▸ **Written instruction**: Copy out word for word every line from the one containing "table-row-self-care: ? Self-Care" down to the one containing "channel-label: Chat bbox=[124, 251, 178, 278]", including both of those lines.

## start Exercise inputs

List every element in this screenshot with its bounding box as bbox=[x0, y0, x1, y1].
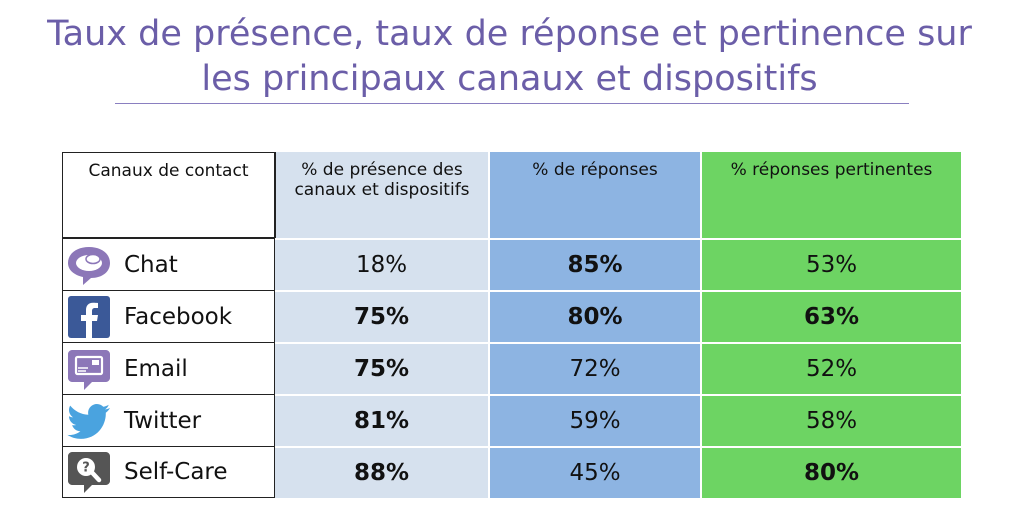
table-row-self-care: ? Self-Care 88% 45% 80% bbox=[62, 446, 961, 498]
chat-bubble-icon bbox=[68, 246, 110, 285]
pertinentes-value: 80% bbox=[700, 446, 961, 498]
reponses-value: 59% bbox=[488, 394, 700, 446]
presence-value: 88% bbox=[275, 446, 488, 498]
svg-text:?: ? bbox=[82, 461, 90, 476]
presence-value: 75% bbox=[275, 290, 488, 342]
channel-cell: ? Self-Care bbox=[62, 446, 275, 498]
channel-label: Chat bbox=[124, 251, 178, 278]
presence-value: 81% bbox=[275, 394, 488, 446]
channel-label: Facebook bbox=[124, 303, 233, 330]
channel-cell: Email bbox=[62, 342, 275, 394]
channel-cell: Twitter bbox=[62, 394, 275, 446]
header-pertinentes: % réponses pertinentes bbox=[700, 152, 961, 238]
table-row-twitter: Twitter 81% 59% 58% bbox=[62, 394, 961, 446]
channel-cell: Facebook bbox=[62, 290, 275, 342]
header-row: Canaux de contact % de présence des cana… bbox=[62, 152, 961, 238]
pertinentes-value: 53% bbox=[700, 238, 961, 290]
pertinentes-value: 52% bbox=[700, 342, 961, 394]
self-care-search-icon: ? bbox=[68, 452, 110, 493]
channel-label: Self-Care bbox=[124, 459, 228, 485]
reponses-value: 80% bbox=[488, 290, 700, 342]
channel-label: Email bbox=[124, 355, 188, 382]
title-line-2: les principaux canaux et dispositifs bbox=[201, 59, 818, 99]
presence-value: 75% bbox=[275, 342, 488, 394]
channels-table: Canaux de contact % de présence des cana… bbox=[62, 152, 961, 498]
reponses-value: 45% bbox=[488, 446, 700, 498]
pertinentes-value: 58% bbox=[700, 394, 961, 446]
table-row-chat: Chat 18% 85% 53% bbox=[62, 238, 961, 290]
page-title: Taux de présence, taux de réponse et per… bbox=[0, 12, 1019, 102]
email-icon bbox=[68, 349, 110, 390]
header-presence: % de présence des canaux et dispositifs bbox=[275, 152, 488, 238]
title-line-1: Taux de présence, taux de réponse et per… bbox=[47, 14, 972, 54]
facebook-icon bbox=[68, 295, 110, 338]
twitter-bird-icon bbox=[67, 403, 110, 439]
header-reponses: % de réponses bbox=[488, 152, 700, 238]
presence-value: 18% bbox=[275, 238, 488, 290]
table-row-email: Email 75% 72% 52% bbox=[62, 342, 961, 394]
table-row-facebook: Facebook 75% 80% 63% bbox=[62, 290, 961, 342]
reponses-value: 85% bbox=[488, 238, 700, 290]
title-underline bbox=[115, 103, 909, 104]
reponses-value: 72% bbox=[488, 342, 700, 394]
channel-label: Twitter bbox=[124, 407, 202, 434]
channel-cell: Chat bbox=[62, 238, 275, 290]
pertinentes-value: 63% bbox=[700, 290, 961, 342]
header-canaux: Canaux de contact bbox=[62, 152, 275, 238]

## end Exercise inputs

▸ **Correct response**:
table-row-self-care: ? Self-Care 88% 45% 80% bbox=[62, 446, 961, 498]
chat-bubble-icon bbox=[68, 246, 110, 285]
pertinentes-value: 80% bbox=[700, 446, 961, 498]
reponses-value: 59% bbox=[488, 394, 700, 446]
presence-value: 88% bbox=[275, 446, 488, 498]
svg-text:?: ? bbox=[82, 461, 90, 476]
presence-value: 75% bbox=[275, 290, 488, 342]
channel-cell: ? Self-Care bbox=[62, 446, 275, 498]
channel-label: Chat bbox=[124, 251, 178, 278]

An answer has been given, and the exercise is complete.